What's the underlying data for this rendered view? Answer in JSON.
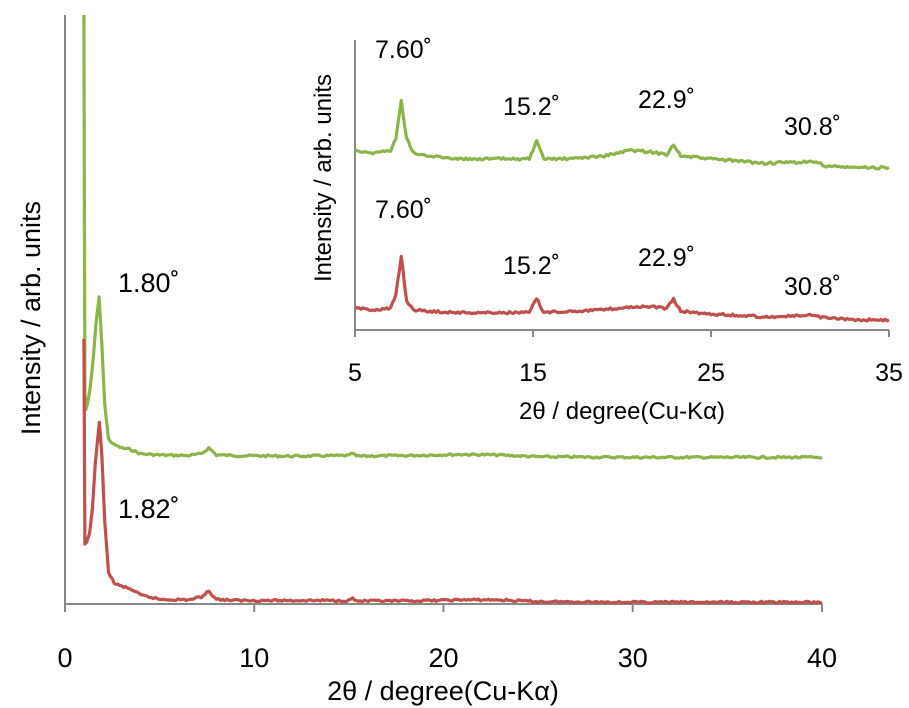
{
  "chart_data": [
    {
      "type": "line",
      "id": "main",
      "xlabel": "2θ / degree(Cu-Kα)",
      "ylabel": "Intensity / arb. units",
      "xlim": [
        0,
        40
      ],
      "xticks": [
        "0",
        "10",
        "20",
        "30",
        "40"
      ],
      "ylim": [
        0,
        1
      ],
      "grid": false,
      "legend": "none",
      "series": [
        {
          "color": "#8db44a",
          "x": [
            1.0,
            1.05,
            1.1,
            1.2,
            1.35,
            1.5,
            1.65,
            1.8,
            1.95,
            2.1,
            2.3,
            2.6,
            3.0,
            3.5,
            4.0,
            5.0,
            6.5,
            7.2,
            7.6,
            8.0,
            9.0,
            12.0,
            15.0,
            15.2,
            15.4,
            18.0,
            21.0,
            22.9,
            25.0,
            30.0,
            35.0,
            40.0
          ],
          "y": [
            1.0,
            0.36,
            0.33,
            0.34,
            0.37,
            0.42,
            0.48,
            0.52,
            0.44,
            0.34,
            0.28,
            0.27,
            0.265,
            0.262,
            0.255,
            0.253,
            0.252,
            0.255,
            0.265,
            0.253,
            0.252,
            0.251,
            0.252,
            0.256,
            0.251,
            0.252,
            0.254,
            0.253,
            0.25,
            0.249,
            0.249,
            0.249
          ]
        },
        {
          "color": "#c0504d",
          "x": [
            1.0,
            1.05,
            1.15,
            1.3,
            1.45,
            1.6,
            1.82,
            1.95,
            2.1,
            2.3,
            2.6,
            3.0,
            3.5,
            4.0,
            5.0,
            6.5,
            7.2,
            7.6,
            8.0,
            9.0,
            12.0,
            15.0,
            15.2,
            15.4,
            18.0,
            21.0,
            22.9,
            25.0,
            30.0,
            35.0,
            40.0
          ],
          "y": [
            0.45,
            0.1,
            0.105,
            0.12,
            0.16,
            0.24,
            0.31,
            0.25,
            0.14,
            0.055,
            0.035,
            0.03,
            0.025,
            0.015,
            0.008,
            0.007,
            0.012,
            0.022,
            0.008,
            0.006,
            0.006,
            0.006,
            0.01,
            0.005,
            0.005,
            0.007,
            0.007,
            0.004,
            0.003,
            0.003,
            0.003
          ]
        }
      ],
      "annotations": [
        {
          "text": "1.80˚",
          "x": 1.8
        },
        {
          "text": "1.82˚",
          "x": 1.82
        }
      ]
    },
    {
      "type": "line",
      "id": "inset",
      "xlabel": "2θ / degree(Cu-Kα)",
      "ylabel": "Intensity / arb. units",
      "xlim": [
        5,
        35
      ],
      "xticks": [
        "5",
        "15",
        "25",
        "35"
      ],
      "ylim": [
        0,
        1
      ],
      "grid": false,
      "legend": "none",
      "series": [
        {
          "color": "#8db44a",
          "x": [
            5.0,
            6.0,
            7.0,
            7.3,
            7.6,
            7.9,
            8.3,
            9.0,
            11.0,
            13.0,
            14.8,
            15.2,
            15.6,
            17.0,
            19.0,
            20.5,
            21.5,
            22.5,
            22.9,
            23.3,
            25.0,
            28.0,
            30.8,
            31.5,
            33.0,
            35.0
          ],
          "y": [
            0.62,
            0.61,
            0.62,
            0.66,
            0.79,
            0.66,
            0.61,
            0.6,
            0.59,
            0.59,
            0.59,
            0.65,
            0.59,
            0.59,
            0.6,
            0.62,
            0.615,
            0.605,
            0.64,
            0.6,
            0.59,
            0.575,
            0.58,
            0.565,
            0.56,
            0.56
          ]
        },
        {
          "color": "#c0504d",
          "x": [
            5.0,
            6.0,
            7.0,
            7.3,
            7.6,
            7.9,
            8.3,
            9.0,
            11.0,
            13.0,
            14.8,
            15.2,
            15.6,
            17.0,
            19.0,
            20.5,
            21.5,
            22.5,
            22.9,
            23.3,
            25.0,
            28.0,
            30.8,
            31.5,
            33.0,
            35.0
          ],
          "y": [
            0.075,
            0.07,
            0.075,
            0.12,
            0.255,
            0.1,
            0.07,
            0.065,
            0.06,
            0.06,
            0.06,
            0.11,
            0.06,
            0.065,
            0.07,
            0.08,
            0.08,
            0.075,
            0.105,
            0.065,
            0.055,
            0.045,
            0.05,
            0.04,
            0.035,
            0.035
          ]
        }
      ],
      "annotations": [
        {
          "text": "7.60˚",
          "x": 7.6
        },
        {
          "text": "15.2˚",
          "x": 15.2
        },
        {
          "text": "22.9˚",
          "x": 22.9
        },
        {
          "text": "30.8˚",
          "x": 30.8
        },
        {
          "text": "7.60˚",
          "x": 7.6
        },
        {
          "text": "15.2˚",
          "x": 15.2
        },
        {
          "text": "22.9˚",
          "x": 22.9
        },
        {
          "text": "30.8˚",
          "x": 30.8
        }
      ]
    }
  ]
}
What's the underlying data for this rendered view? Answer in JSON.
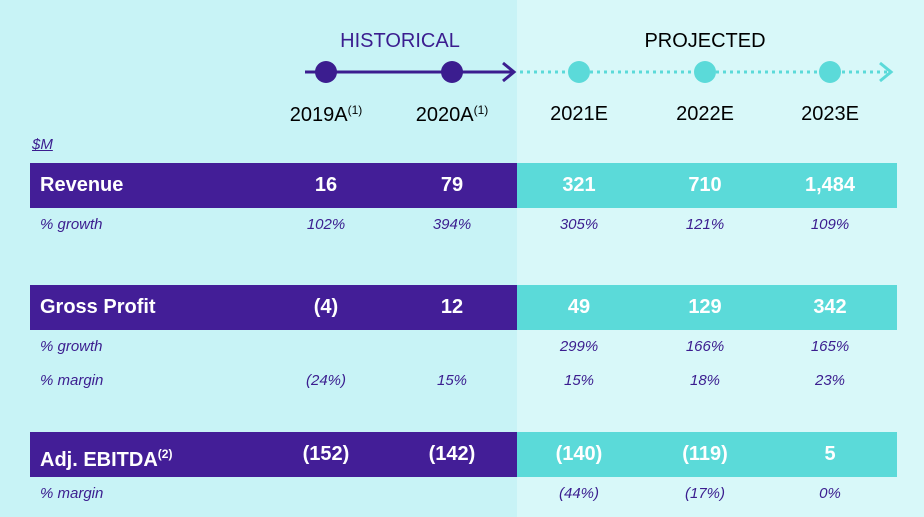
{
  "header": {
    "historical_label": "HISTORICAL",
    "projected_label": "PROJECTED"
  },
  "years": [
    {
      "label": "2019A",
      "note": "(1)"
    },
    {
      "label": "2020A",
      "note": "(1)"
    },
    {
      "label": "2021E",
      "note": ""
    },
    {
      "label": "2022E",
      "note": ""
    },
    {
      "label": "2023E",
      "note": ""
    }
  ],
  "unit_label": "$M",
  "rows": {
    "revenue": {
      "label": "Revenue",
      "values": [
        "16",
        "79",
        "321",
        "710",
        "1,484"
      ],
      "growth": {
        "label": "% growth",
        "values": [
          "102%",
          "394%",
          "305%",
          "121%",
          "109%"
        ]
      }
    },
    "gross_profit": {
      "label": "Gross Profit",
      "values": [
        "(4)",
        "12",
        "49",
        "129",
        "342"
      ],
      "growth": {
        "label": "% growth",
        "values": [
          "",
          "",
          "299%",
          "166%",
          "165%"
        ]
      },
      "margin": {
        "label": "% margin",
        "values": [
          "(24%)",
          "15%",
          "15%",
          "18%",
          "23%"
        ]
      }
    },
    "adj_ebitda": {
      "label": "Adj. EBITDA",
      "note": "(2)",
      "values": [
        "(152)",
        "(142)",
        "(140)",
        "(119)",
        "5"
      ],
      "margin": {
        "label": "% margin",
        "values": [
          "",
          "",
          "(44%)",
          "(17%)",
          "0%"
        ]
      }
    }
  },
  "colors": {
    "historical_band": "#431e97",
    "projected_band": "#5bdad9",
    "background": "#c8f3f6",
    "projected_background": "#d8f8f9",
    "accent_text": "#3b1d8f"
  }
}
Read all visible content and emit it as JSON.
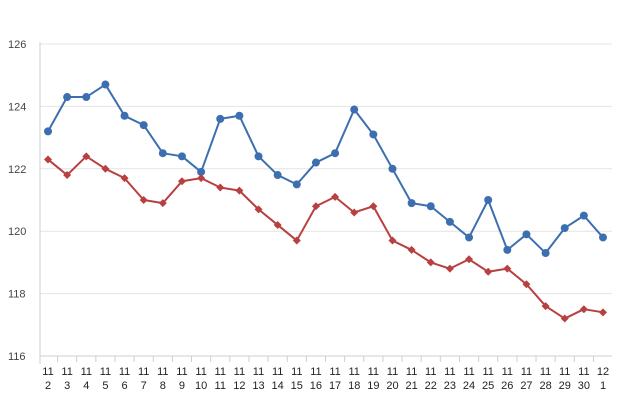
{
  "chart_data": {
    "type": "line",
    "categories": [
      [
        "11",
        "2"
      ],
      [
        "11",
        "3"
      ],
      [
        "11",
        "4"
      ],
      [
        "11",
        "5"
      ],
      [
        "11",
        "6"
      ],
      [
        "11",
        "7"
      ],
      [
        "11",
        "8"
      ],
      [
        "11",
        "9"
      ],
      [
        "11",
        "10"
      ],
      [
        "11",
        "11"
      ],
      [
        "11",
        "12"
      ],
      [
        "11",
        "13"
      ],
      [
        "11",
        "14"
      ],
      [
        "11",
        "15"
      ],
      [
        "11",
        "16"
      ],
      [
        "11",
        "17"
      ],
      [
        "11",
        "18"
      ],
      [
        "11",
        "19"
      ],
      [
        "11",
        "20"
      ],
      [
        "11",
        "21"
      ],
      [
        "11",
        "22"
      ],
      [
        "11",
        "23"
      ],
      [
        "11",
        "24"
      ],
      [
        "11",
        "25"
      ],
      [
        "11",
        "26"
      ],
      [
        "11",
        "27"
      ],
      [
        "11",
        "28"
      ],
      [
        "11",
        "29"
      ],
      [
        "11",
        "30"
      ],
      [
        "12",
        "1"
      ]
    ],
    "series": [
      {
        "color": "#3d6fb0",
        "marker": "circle",
        "values": [
          123.2,
          124.3,
          124.3,
          124.7,
          123.7,
          123.4,
          122.5,
          122.4,
          121.9,
          123.6,
          123.7,
          122.4,
          121.8,
          121.5,
          122.2,
          122.5,
          123.9,
          123.1,
          122.0,
          120.9,
          120.8,
          120.3,
          119.8,
          121.0,
          119.4,
          119.9,
          119.3,
          120.1,
          120.5,
          119.8
        ]
      },
      {
        "color": "#b84040",
        "marker": "diamond",
        "values": [
          122.3,
          121.8,
          122.4,
          122.0,
          121.7,
          121.0,
          120.9,
          121.6,
          121.7,
          121.4,
          121.3,
          120.7,
          120.2,
          119.7,
          120.8,
          121.1,
          120.6,
          120.8,
          119.7,
          119.4,
          119.0,
          118.8,
          119.1,
          118.7,
          118.8,
          118.3,
          117.6,
          117.2,
          117.5,
          117.4
        ]
      }
    ],
    "ylim": [
      116,
      126
    ],
    "yticks": [
      116,
      118,
      120,
      122,
      124,
      126
    ],
    "grid": true,
    "legend": "none"
  }
}
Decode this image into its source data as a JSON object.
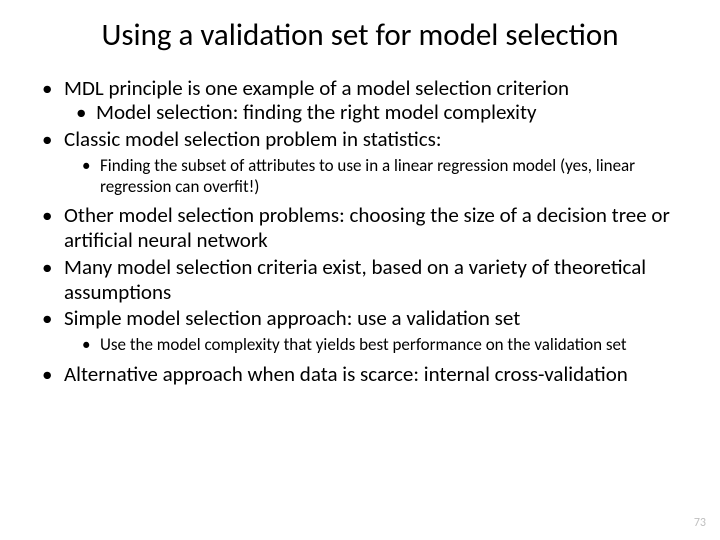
{
  "title": "Using a validation set for model selection",
  "bullets": {
    "b1": "MDL principle is one example of a model selection criterion",
    "b1a": "Model selection: finding the right model complexity",
    "b2": "Classic model selection problem in statistics:",
    "b2a": "Finding the subset of attributes to use in a linear regression model (yes, linear regression can overfit!)",
    "b3": "Other model selection problems: choosing the size of a decision tree or artificial neural network",
    "b4": "Many model selection criteria exist, based on a variety of theoretical assumptions",
    "b5": "Simple model selection approach: use a validation set",
    "b5a": "Use the model complexity that yields best performance on the validation set",
    "b6": "Alternative approach when data is scarce: internal cross-validation"
  },
  "page_number": "73",
  "colors": {
    "background": "#ffffff",
    "text": "#000000",
    "page_num": "#bfbfbf"
  },
  "fonts": {
    "title_size_pt": 31,
    "body_size_pt": 21,
    "sub_size_pt": 17
  }
}
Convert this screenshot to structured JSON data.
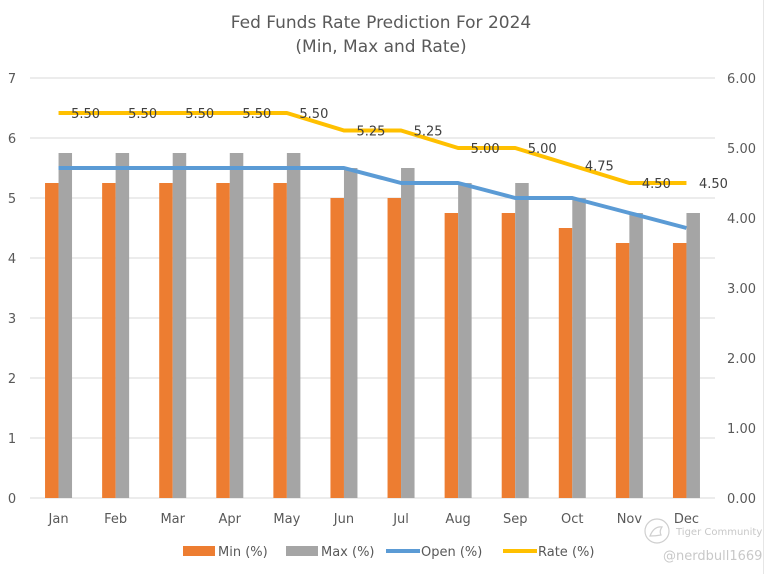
{
  "chart_data": {
    "type": "bar",
    "title": "Fed Funds Rate Prediction For 2024",
    "subtitle": "(Min, Max and Rate)",
    "xlabel": "",
    "ylabel": "",
    "categories": [
      "Jan",
      "Feb",
      "Mar",
      "Apr",
      "May",
      "Jun",
      "Jul",
      "Aug",
      "Sep",
      "Oct",
      "Nov",
      "Dec"
    ],
    "series": [
      {
        "name": "Min (%)",
        "kind": "bar",
        "axis": "primary",
        "color": "#ED7D31",
        "values": [
          5.25,
          5.25,
          5.25,
          5.25,
          5.25,
          5.0,
          5.0,
          4.75,
          4.75,
          4.5,
          4.25,
          4.25
        ]
      },
      {
        "name": "Max (%)",
        "kind": "bar",
        "axis": "primary",
        "color": "#A5A5A5",
        "values": [
          5.75,
          5.75,
          5.75,
          5.75,
          5.75,
          5.5,
          5.5,
          5.25,
          5.25,
          5.0,
          4.75,
          4.75
        ]
      },
      {
        "name": "Open (%)",
        "kind": "line",
        "axis": "primary",
        "color": "#5B9BD5",
        "values": [
          5.5,
          5.5,
          5.5,
          5.5,
          5.5,
          5.5,
          5.25,
          5.25,
          5.0,
          5.0,
          4.75,
          4.5
        ]
      },
      {
        "name": "Rate (%)",
        "kind": "line",
        "axis": "secondary",
        "color": "#FFC000",
        "values": [
          5.5,
          5.5,
          5.5,
          5.5,
          5.5,
          5.25,
          5.25,
          5.0,
          5.0,
          4.75,
          4.5,
          4.5
        ],
        "data_labels": [
          "5.50",
          "5.50",
          "5.50",
          "5.50",
          "5.50",
          "5.25",
          "5.25",
          "5.00",
          "5.00",
          "4.75",
          "4.50",
          "4.50"
        ]
      }
    ],
    "y_left": {
      "ylim": [
        0,
        7
      ],
      "ticks": [
        "0",
        "1",
        "2",
        "3",
        "4",
        "5",
        "6",
        "7"
      ]
    },
    "y_right": {
      "ylim": [
        0,
        6
      ],
      "ticks": [
        "0.00",
        "1.00",
        "2.00",
        "3.00",
        "4.00",
        "5.00",
        "6.00"
      ]
    },
    "grid": true,
    "legend_position": "bottom"
  },
  "watermark": {
    "brand": "Tiger Community",
    "handle": "@nerdbull1669"
  }
}
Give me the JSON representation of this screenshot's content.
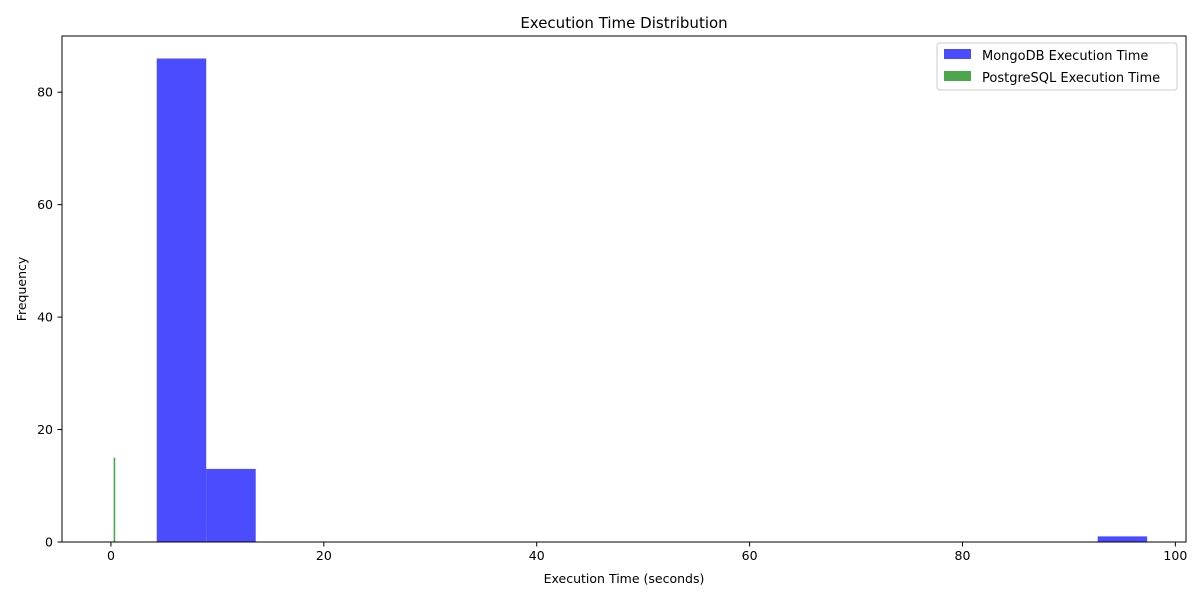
{
  "chart_data": {
    "type": "bar",
    "title": "Execution Time Distribution",
    "xlabel": "Execution Time (seconds)",
    "ylabel": "Frequency",
    "xlim": [
      -4.6,
      101.0
    ],
    "ylim": [
      0,
      90
    ],
    "x_ticks": [
      0,
      20,
      40,
      60,
      80,
      100
    ],
    "y_ticks": [
      0,
      20,
      40,
      60,
      80
    ],
    "grid": false,
    "legend_position": "top-right",
    "series": [
      {
        "name": "MongoDB Execution Time",
        "color": "#0000ff",
        "opacity": 0.7,
        "bins": [
          {
            "x0": 4.3,
            "x1": 8.95,
            "count": 86
          },
          {
            "x0": 8.95,
            "x1": 13.6,
            "count": 13
          },
          {
            "x0": 92.7,
            "x1": 97.35,
            "count": 1
          }
        ]
      },
      {
        "name": "PostgreSQL Execution Time",
        "color": "#008000",
        "opacity": 0.7,
        "bins": [
          {
            "x0": 0.25,
            "x1": 0.4,
            "count": 15
          }
        ]
      }
    ]
  }
}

────

* AIM: Locate the lines above that contain "selection" and copy them.

* RESPONSE TO THE TASK:
  "title": "Using a validation set for model selection",
    "b1": "MDL principle is one example of a model selection criterion",
    "b1a": "Model selection: finding the right model complexity",
    "b2": "Classic model selection problem in statistics:",
    "b3": "Other model selection problems: choosing the size of a decision tree or artificial neural network",
    "b4": "Many model selection criteria exist, based on a variety of theoretical assumptions",
    "b5": "Simple model selection approach: use a validation set",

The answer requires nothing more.